Identify the lines that contain the word "diminta" and copy each one.
_ _ _ _ _ _ _
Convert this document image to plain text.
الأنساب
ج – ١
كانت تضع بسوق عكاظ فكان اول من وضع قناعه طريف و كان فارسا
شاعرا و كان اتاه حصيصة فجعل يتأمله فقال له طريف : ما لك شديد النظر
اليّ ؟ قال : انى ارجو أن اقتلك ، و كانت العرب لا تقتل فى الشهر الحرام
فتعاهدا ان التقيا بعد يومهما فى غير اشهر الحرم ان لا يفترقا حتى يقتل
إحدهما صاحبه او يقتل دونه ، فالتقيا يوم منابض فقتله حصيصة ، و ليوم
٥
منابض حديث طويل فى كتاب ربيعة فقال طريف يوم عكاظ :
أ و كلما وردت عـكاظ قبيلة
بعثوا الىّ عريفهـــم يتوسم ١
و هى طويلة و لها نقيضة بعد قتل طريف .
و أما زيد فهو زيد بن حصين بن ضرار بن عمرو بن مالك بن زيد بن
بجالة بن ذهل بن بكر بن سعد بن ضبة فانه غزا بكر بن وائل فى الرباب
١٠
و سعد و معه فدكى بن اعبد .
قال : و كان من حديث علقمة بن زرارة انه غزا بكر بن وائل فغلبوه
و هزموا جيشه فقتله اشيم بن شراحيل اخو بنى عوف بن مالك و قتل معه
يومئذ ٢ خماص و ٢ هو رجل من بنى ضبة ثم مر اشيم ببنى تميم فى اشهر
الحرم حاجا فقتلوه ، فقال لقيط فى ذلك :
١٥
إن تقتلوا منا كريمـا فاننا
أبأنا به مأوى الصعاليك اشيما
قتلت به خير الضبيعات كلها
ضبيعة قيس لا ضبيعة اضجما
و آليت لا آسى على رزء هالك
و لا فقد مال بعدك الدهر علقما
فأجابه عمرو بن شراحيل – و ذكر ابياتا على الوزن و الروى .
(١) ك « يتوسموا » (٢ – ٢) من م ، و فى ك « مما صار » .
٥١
_ _ _ _ _ _ _
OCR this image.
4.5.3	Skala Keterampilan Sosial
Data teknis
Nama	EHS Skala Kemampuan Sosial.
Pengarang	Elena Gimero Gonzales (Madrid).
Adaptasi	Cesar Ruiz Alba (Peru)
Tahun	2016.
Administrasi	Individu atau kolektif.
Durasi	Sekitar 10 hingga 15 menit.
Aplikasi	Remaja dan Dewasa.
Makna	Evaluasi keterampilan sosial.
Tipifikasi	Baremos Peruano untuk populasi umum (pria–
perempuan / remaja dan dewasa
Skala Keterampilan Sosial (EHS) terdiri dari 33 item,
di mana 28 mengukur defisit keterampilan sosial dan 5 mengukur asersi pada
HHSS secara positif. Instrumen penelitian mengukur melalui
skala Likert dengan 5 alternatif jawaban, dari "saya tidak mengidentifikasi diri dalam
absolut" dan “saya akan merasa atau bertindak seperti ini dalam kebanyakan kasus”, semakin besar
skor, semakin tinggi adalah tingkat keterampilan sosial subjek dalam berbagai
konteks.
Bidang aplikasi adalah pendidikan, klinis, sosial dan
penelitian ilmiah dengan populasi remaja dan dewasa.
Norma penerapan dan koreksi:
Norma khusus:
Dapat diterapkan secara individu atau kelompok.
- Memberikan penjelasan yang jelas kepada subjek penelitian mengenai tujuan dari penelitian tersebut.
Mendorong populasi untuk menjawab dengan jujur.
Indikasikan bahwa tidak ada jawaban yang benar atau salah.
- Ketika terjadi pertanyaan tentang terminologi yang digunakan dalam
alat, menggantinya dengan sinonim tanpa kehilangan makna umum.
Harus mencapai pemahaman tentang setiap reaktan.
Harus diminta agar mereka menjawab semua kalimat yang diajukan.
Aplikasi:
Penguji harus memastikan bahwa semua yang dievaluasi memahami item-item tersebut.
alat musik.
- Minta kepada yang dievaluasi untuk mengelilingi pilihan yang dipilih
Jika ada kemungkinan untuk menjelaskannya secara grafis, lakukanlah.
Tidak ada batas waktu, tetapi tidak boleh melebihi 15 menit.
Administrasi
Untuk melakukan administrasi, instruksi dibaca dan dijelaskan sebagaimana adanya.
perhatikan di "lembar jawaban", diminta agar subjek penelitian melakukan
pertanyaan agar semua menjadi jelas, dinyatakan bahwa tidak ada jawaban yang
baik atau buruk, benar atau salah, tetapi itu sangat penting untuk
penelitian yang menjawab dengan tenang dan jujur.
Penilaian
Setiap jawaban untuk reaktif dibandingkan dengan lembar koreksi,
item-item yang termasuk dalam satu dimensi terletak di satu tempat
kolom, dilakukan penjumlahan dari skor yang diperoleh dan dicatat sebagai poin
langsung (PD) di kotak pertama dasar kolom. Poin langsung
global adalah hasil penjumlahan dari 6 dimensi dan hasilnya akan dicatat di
_ _ _ _ _ _ _
• [EXPECTED ANSWER]
Harus diminta agar mereka menjawab semua kalimat yang diajukan.
perhatikan di "lembar jawaban", diminta agar subjek penelitian melakukan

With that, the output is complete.